▶ OBJETIVO DEL EJERCICIO
Transcribe tal cual las líneas de los registros, desde la que contiene "Bar xyxy=(11,608,67,639)" hasta la que contiene "Text: Regions not visible", ambas incluidas.

(Entradas de elementos anotados)
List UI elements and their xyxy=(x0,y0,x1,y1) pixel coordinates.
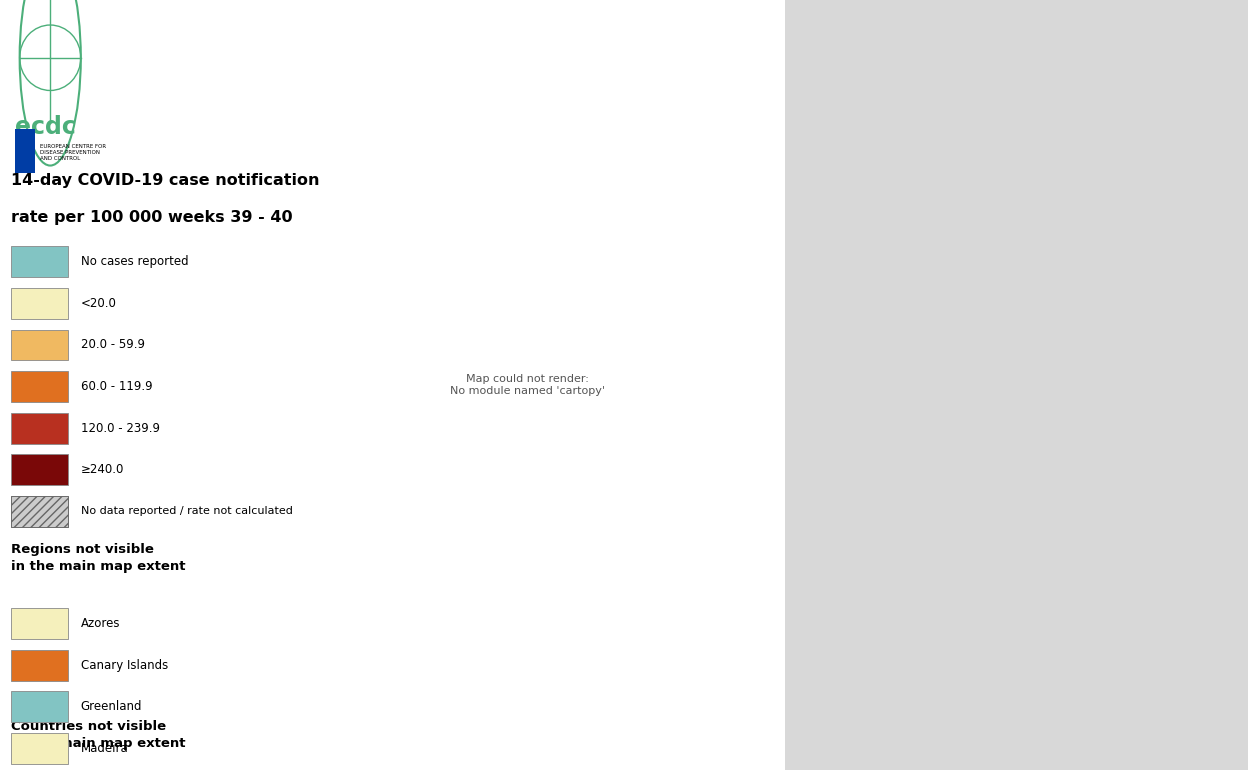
Bar xyxy=(11,608,67,639)
Text: rate per 100 000 weeks 39 - 40: rate per 100 000 weeks 39 - 40 xyxy=(11,210,292,225)
Bar xyxy=(11,330,67,360)
Bar xyxy=(11,288,67,319)
Text: Canary Islands: Canary Islands xyxy=(81,659,168,671)
Bar xyxy=(11,691,67,722)
Text: Map could not render:
No module named 'cartopy': Map could not render: No module named 'c… xyxy=(449,374,605,396)
Text: Greenland: Greenland xyxy=(81,701,142,713)
Bar xyxy=(15,129,35,173)
Text: <20.0: <20.0 xyxy=(81,297,116,310)
Bar xyxy=(11,733,67,764)
Bar xyxy=(11,650,67,681)
Text: No cases reported: No cases reported xyxy=(81,256,188,268)
Bar xyxy=(11,496,67,527)
Bar xyxy=(785,0,1248,770)
Bar xyxy=(11,496,67,527)
Text: 60.0 - 119.9: 60.0 - 119.9 xyxy=(81,380,152,393)
Text: 14-day COVID-19 case notification: 14-day COVID-19 case notification xyxy=(11,173,319,188)
Bar xyxy=(11,246,67,277)
Text: Countries not visible
in the main map extent: Countries not visible in the main map ex… xyxy=(11,720,186,750)
Text: Regions not visible
in the main map extent: Regions not visible in the main map exte… xyxy=(11,543,186,573)
Bar xyxy=(11,454,67,485)
Text: ≥240.0: ≥240.0 xyxy=(81,464,125,476)
Bar xyxy=(11,371,67,402)
Text: 20.0 - 59.9: 20.0 - 59.9 xyxy=(81,339,145,351)
Text: 120.0 - 239.9: 120.0 - 239.9 xyxy=(81,422,160,434)
Bar xyxy=(11,413,67,444)
Text: Azores: Azores xyxy=(81,618,120,630)
Text: No data reported / rate not calculated: No data reported / rate not calculated xyxy=(81,507,293,516)
Text: ecdc: ecdc xyxy=(15,116,76,139)
Text: EUROPEAN CENTRE FOR
DISEASE PREVENTION
AND CONTROL: EUROPEAN CENTRE FOR DISEASE PREVENTION A… xyxy=(40,144,106,161)
Text: Madeira: Madeira xyxy=(81,742,129,755)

▶ RESULTADO
Bar xyxy=(11,608,67,639)
Text: rate per 100 000 weeks 39 - 40: rate per 100 000 weeks 39 - 40 xyxy=(11,210,292,225)
Bar xyxy=(11,330,67,360)
Bar xyxy=(11,288,67,319)
Text: Canary Islands: Canary Islands xyxy=(81,659,168,671)
Bar xyxy=(11,691,67,722)
Text: Map could not render:
No module named 'cartopy': Map could not render: No module named 'c… xyxy=(449,374,605,396)
Text: Greenland: Greenland xyxy=(81,701,142,713)
Bar xyxy=(15,129,35,173)
Text: <20.0: <20.0 xyxy=(81,297,116,310)
Bar xyxy=(11,733,67,764)
Bar xyxy=(11,650,67,681)
Text: No cases reported: No cases reported xyxy=(81,256,188,268)
Bar xyxy=(11,496,67,527)
Bar xyxy=(785,0,1248,770)
Bar xyxy=(11,496,67,527)
Text: 60.0 - 119.9: 60.0 - 119.9 xyxy=(81,380,152,393)
Text: 14-day COVID-19 case notification: 14-day COVID-19 case notification xyxy=(11,173,319,188)
Bar xyxy=(11,246,67,277)
Text: Countries not visible
in the main map extent: Countries not visible in the main map ex… xyxy=(11,720,186,750)
Text: Regions not visible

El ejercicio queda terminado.